(begin)
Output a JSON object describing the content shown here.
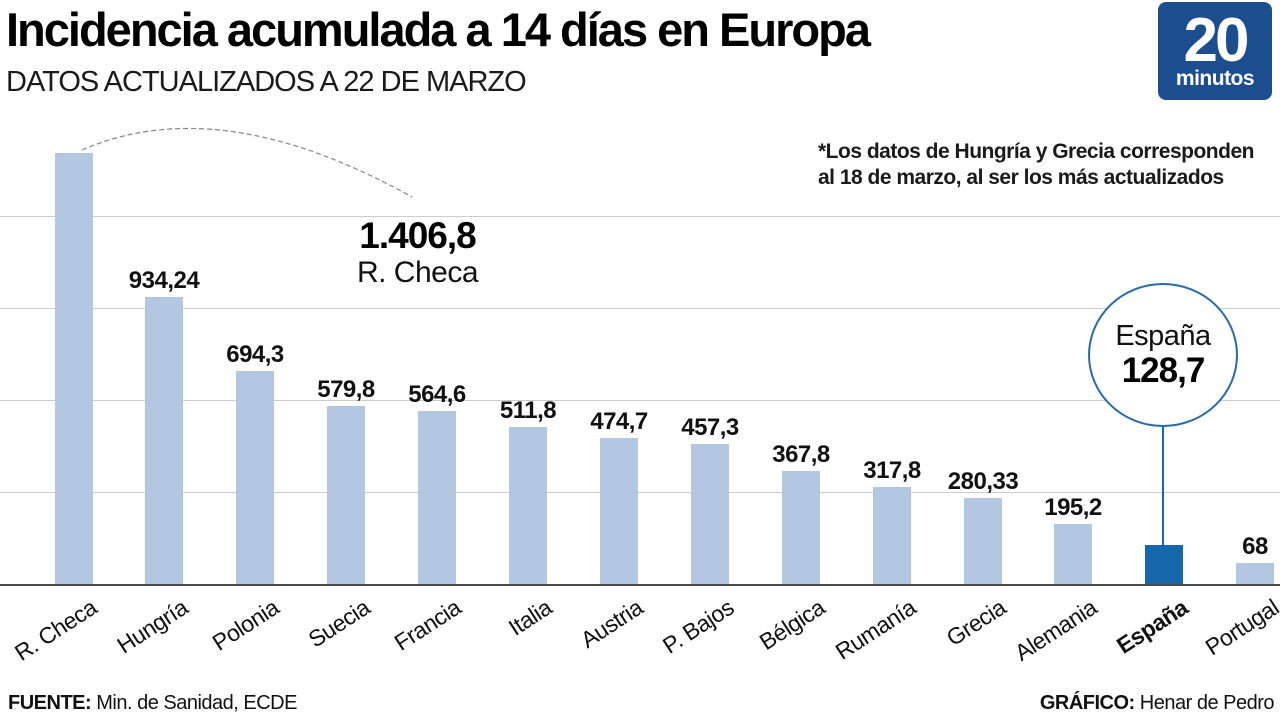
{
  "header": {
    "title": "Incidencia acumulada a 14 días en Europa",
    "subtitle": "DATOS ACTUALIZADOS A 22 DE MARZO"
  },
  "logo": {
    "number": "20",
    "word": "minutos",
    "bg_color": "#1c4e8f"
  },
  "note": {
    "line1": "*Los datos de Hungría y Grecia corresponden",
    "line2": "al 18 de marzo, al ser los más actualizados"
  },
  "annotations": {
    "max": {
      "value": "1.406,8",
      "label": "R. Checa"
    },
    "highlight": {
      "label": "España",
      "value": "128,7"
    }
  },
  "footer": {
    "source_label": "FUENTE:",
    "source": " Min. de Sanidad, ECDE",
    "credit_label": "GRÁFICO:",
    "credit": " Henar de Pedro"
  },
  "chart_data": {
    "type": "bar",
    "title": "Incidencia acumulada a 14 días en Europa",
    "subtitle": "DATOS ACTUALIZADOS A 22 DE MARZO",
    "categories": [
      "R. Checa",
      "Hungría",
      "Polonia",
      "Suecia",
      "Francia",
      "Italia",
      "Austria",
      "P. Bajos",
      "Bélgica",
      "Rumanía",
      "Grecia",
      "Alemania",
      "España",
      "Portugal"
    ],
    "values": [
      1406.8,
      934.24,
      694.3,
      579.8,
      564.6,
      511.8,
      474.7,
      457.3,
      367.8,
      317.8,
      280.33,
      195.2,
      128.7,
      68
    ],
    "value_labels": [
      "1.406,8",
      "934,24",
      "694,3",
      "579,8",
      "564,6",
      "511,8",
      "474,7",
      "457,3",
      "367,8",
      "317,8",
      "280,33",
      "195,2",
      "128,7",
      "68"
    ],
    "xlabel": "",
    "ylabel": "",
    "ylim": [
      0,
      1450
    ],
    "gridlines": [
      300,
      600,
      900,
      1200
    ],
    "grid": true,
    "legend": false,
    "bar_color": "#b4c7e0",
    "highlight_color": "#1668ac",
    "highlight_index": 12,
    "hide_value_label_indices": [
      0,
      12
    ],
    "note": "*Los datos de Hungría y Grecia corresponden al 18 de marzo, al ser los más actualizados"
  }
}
(end)
**Exercise requirements**
Print all of the entries word for word. Omit the pictures they contain.

**Answer to this task**
Output a JSON object describing the content shown here.
{
  "header": {
    "title": "Incidencia acumulada a 14 días en Europa",
    "subtitle": "DATOS ACTUALIZADOS A 22 DE MARZO"
  },
  "logo": {
    "number": "20",
    "word": "minutos",
    "bg_color": "#1c4e8f"
  },
  "note": {
    "line1": "*Los datos de Hungría y Grecia corresponden",
    "line2": "al 18 de marzo, al ser los más actualizados"
  },
  "annotations": {
    "max": {
      "value": "1.406,8",
      "label": "R. Checa"
    },
    "highlight": {
      "label": "España",
      "value": "128,7"
    }
  },
  "footer": {
    "source_label": "FUENTE:",
    "source": " Min. de Sanidad, ECDE",
    "credit_label": "GRÁFICO:",
    "credit": " Henar de Pedro"
  },
  "chart_data": {
    "type": "bar",
    "title": "Incidencia acumulada a 14 días en Europa",
    "subtitle": "DATOS ACTUALIZADOS A 22 DE MARZO",
    "categories": [
      "R. Checa",
      "Hungría",
      "Polonia",
      "Suecia",
      "Francia",
      "Italia",
      "Austria",
      "P. Bajos",
      "Bélgica",
      "Rumanía",
      "Grecia",
      "Alemania",
      "España",
      "Portugal"
    ],
    "values": [
      1406.8,
      934.24,
      694.3,
      579.8,
      564.6,
      511.8,
      474.7,
      457.3,
      367.8,
      317.8,
      280.33,
      195.2,
      128.7,
      68
    ],
    "value_labels": [
      "1.406,8",
      "934,24",
      "694,3",
      "579,8",
      "564,6",
      "511,8",
      "474,7",
      "457,3",
      "367,8",
      "317,8",
      "280,33",
      "195,2",
      "128,7",
      "68"
    ],
    "xlabel": "",
    "ylabel": "",
    "ylim": [
      0,
      1450
    ],
    "gridlines": [
      300,
      600,
      900,
      1200
    ],
    "grid": true,
    "legend": false,
    "bar_color": "#b4c7e0",
    "highlight_color": "#1668ac",
    "highlight_index": 12,
    "hide_value_label_indices": [
      0,
      12
    ],
    "note": "*Los datos de Hungría y Grecia corresponden al 18 de marzo, al ser los más actualizados"
  }
}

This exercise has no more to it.